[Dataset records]
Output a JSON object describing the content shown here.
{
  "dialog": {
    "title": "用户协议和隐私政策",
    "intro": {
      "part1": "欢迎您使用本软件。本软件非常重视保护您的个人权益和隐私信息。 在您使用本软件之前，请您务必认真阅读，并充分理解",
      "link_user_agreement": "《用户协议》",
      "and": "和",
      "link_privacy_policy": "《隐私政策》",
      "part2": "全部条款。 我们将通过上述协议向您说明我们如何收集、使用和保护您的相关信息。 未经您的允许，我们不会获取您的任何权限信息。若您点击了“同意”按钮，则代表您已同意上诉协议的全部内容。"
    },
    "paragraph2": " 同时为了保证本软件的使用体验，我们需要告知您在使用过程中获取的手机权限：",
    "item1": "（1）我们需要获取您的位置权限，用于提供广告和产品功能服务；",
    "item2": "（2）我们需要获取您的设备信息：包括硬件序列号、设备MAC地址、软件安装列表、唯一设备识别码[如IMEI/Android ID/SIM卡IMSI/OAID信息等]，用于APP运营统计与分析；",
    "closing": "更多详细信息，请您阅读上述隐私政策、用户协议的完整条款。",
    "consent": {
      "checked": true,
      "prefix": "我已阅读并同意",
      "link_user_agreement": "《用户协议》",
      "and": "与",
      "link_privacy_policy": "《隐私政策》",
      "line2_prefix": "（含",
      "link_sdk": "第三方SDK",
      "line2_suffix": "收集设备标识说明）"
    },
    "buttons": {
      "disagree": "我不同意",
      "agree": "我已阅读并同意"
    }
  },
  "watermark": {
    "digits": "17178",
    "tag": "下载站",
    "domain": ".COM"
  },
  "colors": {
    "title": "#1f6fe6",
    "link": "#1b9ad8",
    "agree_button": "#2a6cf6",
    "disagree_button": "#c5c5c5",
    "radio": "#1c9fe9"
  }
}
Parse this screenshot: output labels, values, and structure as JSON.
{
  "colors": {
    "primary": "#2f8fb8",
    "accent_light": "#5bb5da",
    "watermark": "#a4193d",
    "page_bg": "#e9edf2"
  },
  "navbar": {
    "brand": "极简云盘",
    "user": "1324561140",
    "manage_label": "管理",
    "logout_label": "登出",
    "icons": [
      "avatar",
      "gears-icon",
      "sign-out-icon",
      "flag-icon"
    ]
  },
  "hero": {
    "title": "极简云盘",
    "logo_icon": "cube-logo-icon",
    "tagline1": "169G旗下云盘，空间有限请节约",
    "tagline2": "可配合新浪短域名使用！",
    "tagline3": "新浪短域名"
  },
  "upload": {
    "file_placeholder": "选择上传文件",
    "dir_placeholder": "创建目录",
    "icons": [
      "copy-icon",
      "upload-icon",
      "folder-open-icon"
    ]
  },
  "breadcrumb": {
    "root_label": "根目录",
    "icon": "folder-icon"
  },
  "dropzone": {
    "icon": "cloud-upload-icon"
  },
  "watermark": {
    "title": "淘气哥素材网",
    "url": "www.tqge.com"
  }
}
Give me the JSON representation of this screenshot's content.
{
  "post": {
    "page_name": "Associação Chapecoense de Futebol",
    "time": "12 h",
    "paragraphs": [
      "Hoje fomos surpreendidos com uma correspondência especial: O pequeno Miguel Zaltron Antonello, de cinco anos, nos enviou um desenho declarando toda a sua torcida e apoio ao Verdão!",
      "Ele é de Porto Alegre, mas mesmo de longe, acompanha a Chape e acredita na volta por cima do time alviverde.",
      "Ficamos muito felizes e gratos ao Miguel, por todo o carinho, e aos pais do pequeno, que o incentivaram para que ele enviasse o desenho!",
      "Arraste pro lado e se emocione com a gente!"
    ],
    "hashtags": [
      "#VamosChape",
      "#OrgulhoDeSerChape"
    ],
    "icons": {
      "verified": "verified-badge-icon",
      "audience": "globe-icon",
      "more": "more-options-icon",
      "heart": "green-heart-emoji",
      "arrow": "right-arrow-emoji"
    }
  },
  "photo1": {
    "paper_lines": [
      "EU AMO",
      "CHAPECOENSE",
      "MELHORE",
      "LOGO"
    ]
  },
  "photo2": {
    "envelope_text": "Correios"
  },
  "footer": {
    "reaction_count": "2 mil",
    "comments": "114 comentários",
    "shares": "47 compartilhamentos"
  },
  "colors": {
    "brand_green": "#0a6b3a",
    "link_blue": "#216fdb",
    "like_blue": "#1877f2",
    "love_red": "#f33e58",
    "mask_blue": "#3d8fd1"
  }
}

▶ [EXERCISE AIM]: Extract every record. Keep wording exact.

▶ [COMPLETE RESPONSE]:
Output a JSON object describing the content shown here.
{
  "dialog": {
    "title": "用户协议和隐私政策",
    "intro": {
      "part1": "欢迎您使用本软件。本软件非常重视保护您的个人权益和隐私信息。 在您使用本软件之前，请您务必认真阅读，并充分理解",
      "link_user_agreement": "《用户协议》",
      "and": "和",
      "link_privacy_policy": "《隐私政策》",
      "part2": "全部条款。 我们将通过上述协议向您说明我们如何收集、使用和保护您的相关信息。 未经您的允许，我们不会获取您的任何权限信息。若您点击了“同意”按钮，则代表您已同意上诉协议的全部内容。"
    },
    "paragraph2": " 同时为了保证本软件的使用体验，我们需要告知您在使用过程中获取的手机权限：",
    "item1": "（1）我们需要获取您的位置权限，用于提供广告和产品功能服务；",
    "item2": "（2）我们需要获取您的设备信息：包括硬件序列号、设备MAC地址、软件安装列表、唯一设备识别码[如IMEI/Android ID/SIM卡IMSI/OAID信息等]，用于APP运营统计与分析；",
    "closing": "更多详细信息，请您阅读上述隐私政策、用户协议的完整条款。",
    "consent": {
      "checked": true,
      "prefix": "我已阅读并同意",
      "link_user_agreement": "《用户协议》",
      "and": "与",
      "link_privacy_policy": "《隐私政策》",
      "line2_prefix": "（含",
      "link_sdk": "第三方SDK",
      "line2_suffix": "收集设备标识说明）"
    },
    "buttons": {
      "disagree": "我不同意",
      "agree": "我已阅读并同意"
    }
  },
  "watermark": {
    "digits": "17178",
    "tag": "下载站",
    "domain": ".COM"
  },
  "colors": {
    "title": "#1f6fe6",
    "link": "#1b9ad8",
    "agree_button": "#2a6cf6",
    "disagree_button": "#c5c5c5",
    "radio": "#1c9fe9"
  }
}
Parse this screenshot: output labels, values, and structure as JSON.
{
  "colors": {
    "primary": "#2f8fb8",
    "accent_light": "#5bb5da",
    "watermark": "#a4193d",
    "page_bg": "#e9edf2"
  },
  "navbar": {
    "brand": "极简云盘",
    "user": "1324561140",
    "manage_label": "管理",
    "logout_label": "登出",
    "icons": [
      "avatar",
      "gears-icon",
      "sign-out-icon",
      "flag-icon"
    ]
  },
  "hero": {
    "title": "极简云盘",
    "logo_icon": "cube-logo-icon",
    "tagline1": "169G旗下云盘，空间有限请节约",
    "tagline2": "可配合新浪短域名使用！",
    "tagline3": "新浪短域名"
  },
  "upload": {
    "file_placeholder": "选择上传文件",
    "dir_placeholder": "创建目录",
    "icons": [
      "copy-icon",
      "upload-icon",
      "folder-open-icon"
    ]
  },
  "breadcrumb": {
    "root_label": "根目录",
    "icon": "folder-icon"
  },
  "dropzone": {
    "icon": "cloud-upload-icon"
  },
  "watermark": {
    "title": "淘气哥素材网",
    "url": "www.tqge.com"
  }
}
Give me the JSON representation of this screenshot's content.
{
  "post": {
    "page_name": "Associação Chapecoense de Futebol",
    "time": "12 h",
    "paragraphs": [
      "Hoje fomos surpreendidos com uma correspondência especial: O pequeno Miguel Zaltron Antonello, de cinco anos, nos enviou um desenho declarando toda a sua torcida e apoio ao Verdão!",
      "Ele é de Porto Alegre, mas mesmo de longe, acompanha a Chape e acredita na volta por cima do time alviverde.",
      "Ficamos muito felizes e gratos ao Miguel, por todo o carinho, e aos pais do pequeno, que o incentivaram para que ele enviasse o desenho!",
      "Arraste pro lado e se emocione com a gente!"
    ],
    "hashtags": [
      "#VamosChape",
      "#OrgulhoDeSerChape"
    ],
    "icons": {
      "verified": "verified-badge-icon",
      "audience": "globe-icon",
      "more": "more-options-icon",
      "heart": "green-heart-emoji",
      "arrow": "right-arrow-emoji"
    }
  },
  "photo1": {
    "paper_lines": [
      "EU AMO",
      "CHAPECOENSE",
      "MELHORE",
      "LOGO"
    ]
  },
  "photo2": {
    "envelope_text": "Correios"
  },
  "footer": {
    "reaction_count": "2 mil",
    "comments": "114 comentários",
    "shares": "47 compartilhamentos"
  },
  "colors": {
    "brand_green": "#0a6b3a",
    "link_blue": "#216fdb",
    "like_blue": "#1877f2",
    "love_red": "#f33e58",
    "mask_blue": "#3d8fd1"
  }
}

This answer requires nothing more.